Sezin: Bir akşam işten eve dönerken kafamı bir kaldırdım, sağımda solumda kepçeler, dozerler, kamyonlar… Korkunç bir gürültü… Ve ben kaldırımda yürümüyordum, baktım ki arabalarla birlikte caddenin üzerindeyim çünkü kaldırım diye bir şey kalmamış… Distopik bir öykünün içinde gibiydim. Bu yıkma yok etme hali beni çok üzdü.
Saadet: Çakıltaşı’nın çığlığına dünya medeniyetleri koşuyor. Bu kısmı çok hoştu kitabın. Evrende bir toz zerresi olduğumuzdan bir haber yaşarken, yıkım tehlikesi altındaki yapının imdadına farklı ülkelerden yardıma gelen tarihi eserler olması bana okur olarak iyi geldi. Siz ne düşünüyorsunuz kaybolan ve kaybolma riskiyle karşı karşıya olan tarihi önemi olan yapılarla ilgili?

** Ham Veriler **

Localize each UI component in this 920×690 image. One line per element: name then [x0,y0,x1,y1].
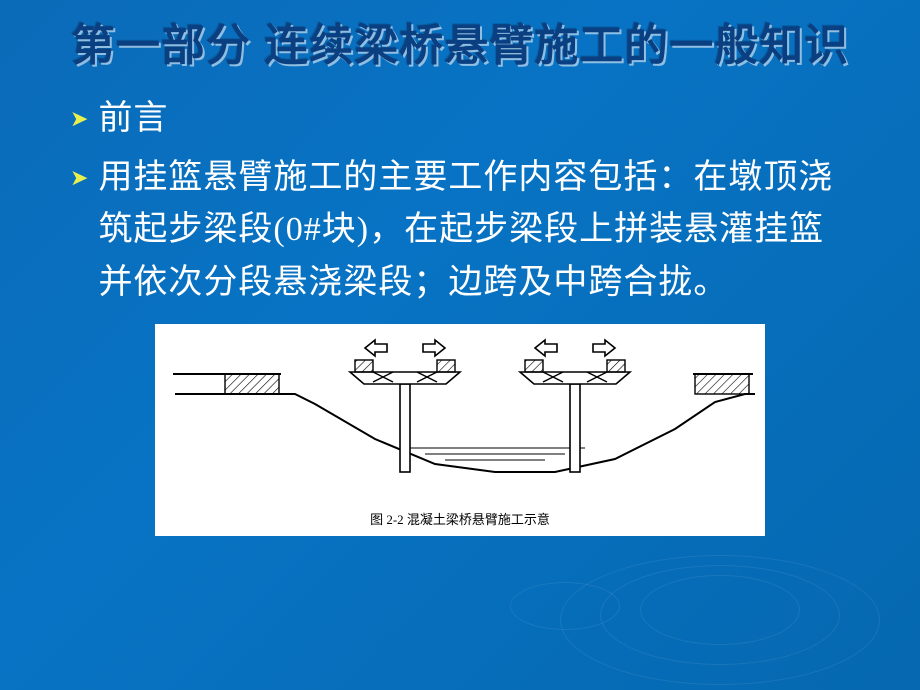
bg-ripple [560,555,880,685]
chevron-right-icon: ➤ [70,95,88,143]
diagram-caption: 图 2-2 混凝土梁桥悬臂施工示意 [155,509,765,528]
bullet-item: ➤ 用挂篮悬臂施工的主要工作内容包括：在墩顶浇筑起步梁段(0#块)，在起步梁段上… [70,152,850,310]
title-area: 第一部分 连续梁桥悬臂施工的一般知识 [0,0,920,73]
bullet-text: 用挂篮悬臂施工的主要工作内容包括：在墩顶浇筑起步梁段(0#块)，在起步梁段上拼装… [98,152,850,310]
chevron-right-icon: ➤ [70,154,88,202]
bridge-diagram-svg [155,324,765,536]
bg-ripple [600,565,840,665]
content-area: ➤ 前言 ➤ 用挂篮悬臂施工的主要工作内容包括：在墩顶浇筑起步梁段(0#块)，在… [0,73,920,536]
slide-title: 第一部分 连续梁桥悬臂施工的一般知识 [0,18,920,73]
bg-ripple [510,582,620,630]
diagram-figure: 图 2-2 混凝土梁桥悬臂施工示意 [155,324,765,536]
bullet-item: ➤ 前言 [70,93,850,146]
bullet-text: 前言 [98,93,168,146]
bg-ripple [640,575,800,645]
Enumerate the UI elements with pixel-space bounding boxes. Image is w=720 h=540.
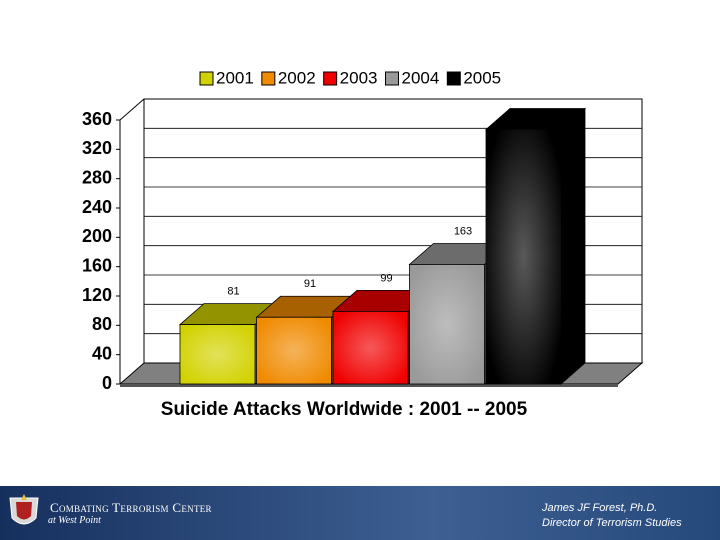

** Görev 1 **
Çakıltaşı üzerine sohbette Sezin, işten eve dönerken kaldırım yerine nerede yürüdüğünü fark ediyor?
** Görev 2 **
Çakıltaşı üzerine sohbeti son cümlesinden sonra gelecek bölümle sürdürün.
Veriler bu iş için gerekli değildir.

** Yanıt 1 **
Arabalarla birlikte caddenin üzerinde yürüdüğünü fark ediyor.

** Yanıt 2 **
Sezin: Nisan ayında Fransa’da Notre Dame Katedrali’nde yangın çıkınca birçok kişi üzüldü. Beni üzen haber ise, Ivry-Sur-Seine’de “Cité Gagarin” adlı sosyal konutların yıkılmasıydı. 1970’lerden beri orada yaşayan insanların bina yıkıldıktan sonra geriye kalan taş parçalarını anı olarak topladıklarını gördüm. Aslında binanın duvarlarına işlenmiş olan kendi yaşanmışlıklarını topluyorlardı. Bomboş duran katedralden çok yaşayan evler daha kıymetli diye düşünüyorum.
Saadet: Dünyada geçici olduğumuzu ve çocuklarımıza yaşadığımız yerleri miras bırakacağımızı, ya da daha doğrusu onlardan bu mirası ödünç aldığımızı unutuyoruz galiba. Ne dersiniz, nasıl etmeli de o miras olgusunu güçlendirmeli?
Sezin: Çocuklar değiştirecek dünyayı… Onlara kitap okumaya, masallar, öyküler anlatmaya devam edelim biz…
Saadet: Çocuklarda ve özelde öğrencilerinizde sizi en çok besleyen ve ruhunuza iyi gelen şey nedir?
Sezin: Oldukları gibi olmaları, içten, hesapsız kitapsız olmaları bana ilaç gibi geliyor. Sınıfım mabedim… Bütün dertler, çirkinlikler kapının önünde kalıyor.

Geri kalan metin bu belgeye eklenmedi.